▶ _Görev a_
Aşağıdaki kayıtların en başından "text-line: 나면 결국" ifadesini içeren satıra kadar, iki uç da dahil olmak üzere, her şeyi hiç değiştirmeden geri verin.

- - -

Arap Camii

Adres: Tersane Cad. Arap Camii Mah. Mahkeme Sok. N: 16 Beyoğlu İstanbul

Telefon: 0212 237 62 05 - 0212 253 53 44

Paylaş:

Yorumlar:

istanbul.net.tr Haziran 1, 2012

Arap Cami Perşembe pazarında bulunan İstanbul’un ilk camisi olma özelliğini taşıyan kiliseden dönen camilerimizden biridir.
Halen faaliyettedir.

Arap Cami (Camii Kebir)

Arap Cami nin yapılışı:

Arap Cami hakkında inceleme yapan araştırıcılar binanın menşei hakkında birbirinden farklı teoriler ileri sürmektedirler. Büyük bir kısmı Galata’nın en büyük İslami Mabetlerinden biri olan Arap Camiinin MS 717 (H. 95) yılında İstanbul’u muhasara eden Arap Ordusu kumandanı Abdülmelik oğlu Mesleme tarafından yaptırıldığı yolundaki rivayeti kabul etmişlerdir.

- - -

▶ _Görev b_
Şu ifadeler Arap Camii metniyle uyuşuyor mu? Her biri için evet ya da hayır deyin ve metinden belirleyici sözleri aynen alıntılayın: (i) Arap Camii bugün de faaliyettedir. (ii) Araştırıcılar binanın menşei konusunda tek bir teoride birleşmektedir. (iii) Arap Camii Perşembe pazarında bulunmaktadır.

▶ _Veri Listesi_
- - -

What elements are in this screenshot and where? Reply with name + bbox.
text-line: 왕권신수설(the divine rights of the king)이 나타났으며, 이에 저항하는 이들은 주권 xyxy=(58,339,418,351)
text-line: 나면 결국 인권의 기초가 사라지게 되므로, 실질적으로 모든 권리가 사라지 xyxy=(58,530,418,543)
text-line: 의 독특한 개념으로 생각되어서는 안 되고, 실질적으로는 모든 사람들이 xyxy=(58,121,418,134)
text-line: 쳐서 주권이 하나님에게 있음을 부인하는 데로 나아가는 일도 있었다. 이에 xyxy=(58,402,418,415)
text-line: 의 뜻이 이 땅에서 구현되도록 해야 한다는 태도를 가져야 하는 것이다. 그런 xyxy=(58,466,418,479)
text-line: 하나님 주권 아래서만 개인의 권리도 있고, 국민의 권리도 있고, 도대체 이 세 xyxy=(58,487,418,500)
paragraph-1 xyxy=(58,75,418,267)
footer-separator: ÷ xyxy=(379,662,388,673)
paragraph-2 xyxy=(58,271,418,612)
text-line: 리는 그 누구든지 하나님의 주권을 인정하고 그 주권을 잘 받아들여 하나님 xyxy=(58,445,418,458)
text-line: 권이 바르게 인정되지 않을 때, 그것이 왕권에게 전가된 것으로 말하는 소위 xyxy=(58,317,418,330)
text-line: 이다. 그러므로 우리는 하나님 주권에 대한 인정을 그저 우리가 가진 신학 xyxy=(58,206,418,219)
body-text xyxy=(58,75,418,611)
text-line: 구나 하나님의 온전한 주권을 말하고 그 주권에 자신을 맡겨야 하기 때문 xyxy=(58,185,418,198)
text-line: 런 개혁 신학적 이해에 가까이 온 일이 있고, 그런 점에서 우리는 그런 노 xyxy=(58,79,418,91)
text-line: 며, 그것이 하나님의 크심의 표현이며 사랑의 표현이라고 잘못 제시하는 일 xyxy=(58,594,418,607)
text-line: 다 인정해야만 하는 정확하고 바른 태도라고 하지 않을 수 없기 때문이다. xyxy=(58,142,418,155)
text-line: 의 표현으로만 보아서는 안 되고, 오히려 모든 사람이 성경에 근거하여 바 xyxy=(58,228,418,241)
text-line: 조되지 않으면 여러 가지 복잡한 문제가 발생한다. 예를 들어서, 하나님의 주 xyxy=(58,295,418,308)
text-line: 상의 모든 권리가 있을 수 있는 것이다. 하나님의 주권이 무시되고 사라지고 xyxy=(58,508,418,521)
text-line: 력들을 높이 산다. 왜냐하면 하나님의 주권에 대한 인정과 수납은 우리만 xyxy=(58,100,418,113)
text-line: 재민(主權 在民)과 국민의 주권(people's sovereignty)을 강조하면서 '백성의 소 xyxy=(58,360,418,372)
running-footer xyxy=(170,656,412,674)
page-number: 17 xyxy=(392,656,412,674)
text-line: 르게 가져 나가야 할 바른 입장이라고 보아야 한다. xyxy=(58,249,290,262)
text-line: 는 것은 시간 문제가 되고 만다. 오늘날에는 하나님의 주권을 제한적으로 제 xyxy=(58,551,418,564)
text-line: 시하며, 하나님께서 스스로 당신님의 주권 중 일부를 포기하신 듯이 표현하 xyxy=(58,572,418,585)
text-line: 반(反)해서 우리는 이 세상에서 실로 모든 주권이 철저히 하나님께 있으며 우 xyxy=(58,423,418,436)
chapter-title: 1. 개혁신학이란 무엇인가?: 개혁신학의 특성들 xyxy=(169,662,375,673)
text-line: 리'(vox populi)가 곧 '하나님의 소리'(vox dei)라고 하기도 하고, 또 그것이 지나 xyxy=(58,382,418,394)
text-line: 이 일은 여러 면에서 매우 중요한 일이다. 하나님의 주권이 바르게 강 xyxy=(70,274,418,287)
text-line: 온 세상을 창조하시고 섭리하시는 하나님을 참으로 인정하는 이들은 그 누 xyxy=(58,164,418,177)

- - -

▶ _Yanıt a_
What elements are in this screenshot and where? Reply with name + bbox.
text-line: 왕권신수설(the divine rights of the king)이 나타났으며, 이에 저항하는 이들은 주권 xyxy=(58,339,418,351)
text-line: 나면 결국 인권의 기초가 사라지게 되므로, 실질적으로 모든 권리가 사라지 xyxy=(58,530,418,543)

▶ _Yanıt b_
(i) Evet: "Halen faaliyettedir."
(ii) Hayır: "binanın menşei hakkında birbirinden farklı teoriler ileri sürmektedirler"
(iii) Evet: "Arap Cami Perşembe pazarında bulunan"